[Exercise directions]
Present each line of the entries below that holds the word "icon".

***** Task material *****

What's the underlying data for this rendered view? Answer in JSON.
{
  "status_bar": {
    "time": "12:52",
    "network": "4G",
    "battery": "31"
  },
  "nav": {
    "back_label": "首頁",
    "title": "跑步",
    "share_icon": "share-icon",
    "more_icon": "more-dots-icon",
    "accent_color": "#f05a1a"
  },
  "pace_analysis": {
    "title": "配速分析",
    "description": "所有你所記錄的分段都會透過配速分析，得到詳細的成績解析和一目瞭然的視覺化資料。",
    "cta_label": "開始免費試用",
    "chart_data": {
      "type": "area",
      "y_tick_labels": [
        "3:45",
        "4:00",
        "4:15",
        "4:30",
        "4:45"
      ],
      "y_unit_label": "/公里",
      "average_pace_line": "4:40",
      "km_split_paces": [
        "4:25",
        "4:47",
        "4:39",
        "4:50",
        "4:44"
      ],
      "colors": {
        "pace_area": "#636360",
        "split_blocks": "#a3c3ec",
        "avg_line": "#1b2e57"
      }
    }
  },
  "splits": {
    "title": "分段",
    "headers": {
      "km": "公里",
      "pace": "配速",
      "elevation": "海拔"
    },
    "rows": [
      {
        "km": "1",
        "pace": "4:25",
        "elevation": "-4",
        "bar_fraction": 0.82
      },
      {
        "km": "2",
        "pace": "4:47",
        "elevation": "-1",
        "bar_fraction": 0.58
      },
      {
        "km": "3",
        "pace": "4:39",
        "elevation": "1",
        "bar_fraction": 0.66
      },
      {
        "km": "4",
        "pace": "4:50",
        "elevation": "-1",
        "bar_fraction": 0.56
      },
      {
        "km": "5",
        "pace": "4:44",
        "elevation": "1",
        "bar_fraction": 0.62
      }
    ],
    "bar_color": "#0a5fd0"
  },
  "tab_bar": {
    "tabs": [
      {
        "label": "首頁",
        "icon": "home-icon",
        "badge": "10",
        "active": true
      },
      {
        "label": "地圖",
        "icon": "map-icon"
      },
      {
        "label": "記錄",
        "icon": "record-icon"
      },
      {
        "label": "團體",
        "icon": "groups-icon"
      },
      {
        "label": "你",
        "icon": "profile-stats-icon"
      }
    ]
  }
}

*****

[Answer]
    "share_icon": "share-icon",
    "more_icon": "more-dots-icon",
        "icon": "home-icon",
        "icon": "map-icon"
        "icon": "record-icon"
        "icon": "groups-icon"
        "icon": "profile-stats-icon"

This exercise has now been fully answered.